## Quoted text
Defendant also contends that the nondisclosure was “tantamount to denying the defendant his sixth amendment right to the effective assistance of counsel. ” Such argument is patently without merit and affords no basis for reversal.
Defendant argues that he was denied a fair trial because, according to him, the trial court abandoned impartiality and assumed the rule of prosecutor. Specifically, he contends that the trial court improperly (1) restricted his cross-examination of a State’s witness who testified regarding conditions at the premises in question; (2) characterized the testimony of this witness during direct examination; and (3) admitted State’s evidence not qualified as a business record.
The record shows that the trial court properly denied defendant’s cross-examination of a State’s witness regarding his knowledge of specific provisions of the Chicago Building Code. Such cross-examination sought irrelevant information and was properly barred by the trial court. See People v. Rudi (1981), 94 Ill. App. 3d 856, 860, 419 N.E.2d 646.
Defendant’s claim that the trial court “characterized the testimony of the State’s witness in a manner denoting partiality on the part of the trial court” is also without foundation. Where a case is tried without a jury, the danger of prejudice from questions by the court is lessened. (People v. McCommon (1979), 79 Ill. App. 3d 853, 868, 399 N.E.2d 224.) Here the judge merely attempted to clarify some details in the witness’ testimony regarding the conditions of the premises and related matters, which were in any event corroborated by properly admitted photographic evidence. Our review consequently discloses no impropriety on the part of the trial court. See People v. Hughes (1984), 121 Ill. App. 3d 992, 1000-01, 460 N.E.2d 485.
In addition, defendant’s argument that the trial court erroneously *762permitted into evidence a trust agreement and an assignment of beneficial interest regarding the subject premises is also without foundation. The record establishes that a land trust officer for the bank named as trustee of the land trust testified that both documents were made in the regular course of business and that it was the regular course of business to make such records. Consequently, the evidence was properly admitted into evidence. See Ill. Rev. Stat. 1981, ch. 38, par. 115 — 5(a); People v. Lewis (1977), 52 Ill. App. 3d 477, 484, 367 N.E.2d 710.
Defendant argues that the trial court improperly quashed a pretrial subpoena duces tecum which he sought to enforce against one of the State’s witnesses in order to compel his production of a report authored by the witness. Such evidence was not subject to pretrial discovery by the defendant. (People v. Elbus (1983), 116 Ill. App. 3d 104, 451 N.E.2d 603; Ill. Rev. Stat. 1981, ch. 38, pars. 114-9, 114-10.) Furthermore, the record indicates that the defendant failed to make the showing necessary to warrant the issuance of such a subpoena. See United States v. Nixon (1974), 418 U.S. 683, 41 L. Ed. 2d 1039, 92 S. Ct. 3090; People v. Cannon (1984), 127 Ill. App. 3d 663, 665, 469 N.E.2d 375.

## Information shown
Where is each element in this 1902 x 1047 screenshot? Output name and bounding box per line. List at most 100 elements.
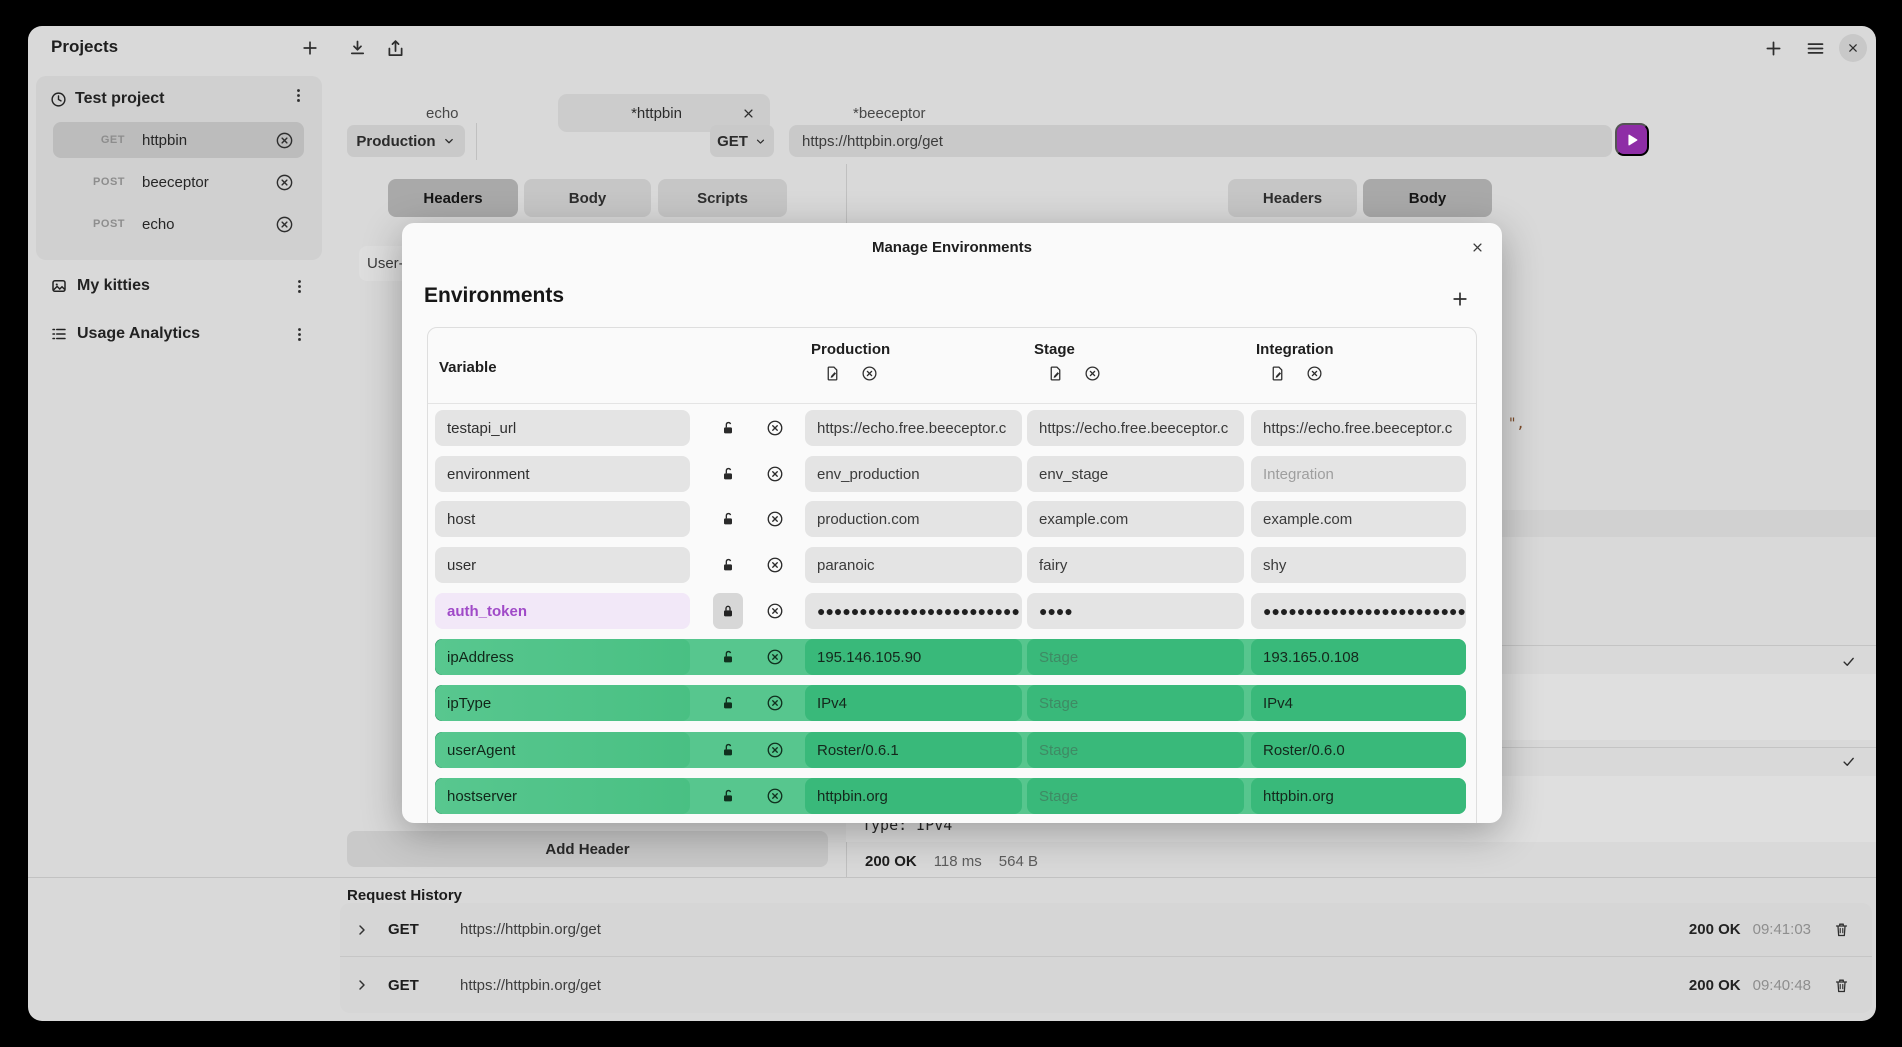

## Given exercise
Transcribe the passage from the court opinion above word for word, starting at "The record shows" and ending at "419 N.E.2d 646.".

## Answer
The record shows that the trial court properly denied defendant’s cross-examination of a State’s witness regarding his knowledge of specific provisions of the Chicago Building Code. Such cross-examination sought irrelevant information and was properly barred by the trial court. See People v. Rudi (1981), 94 Ill. App. 3d 856, 860, 419 N.E.2d 646.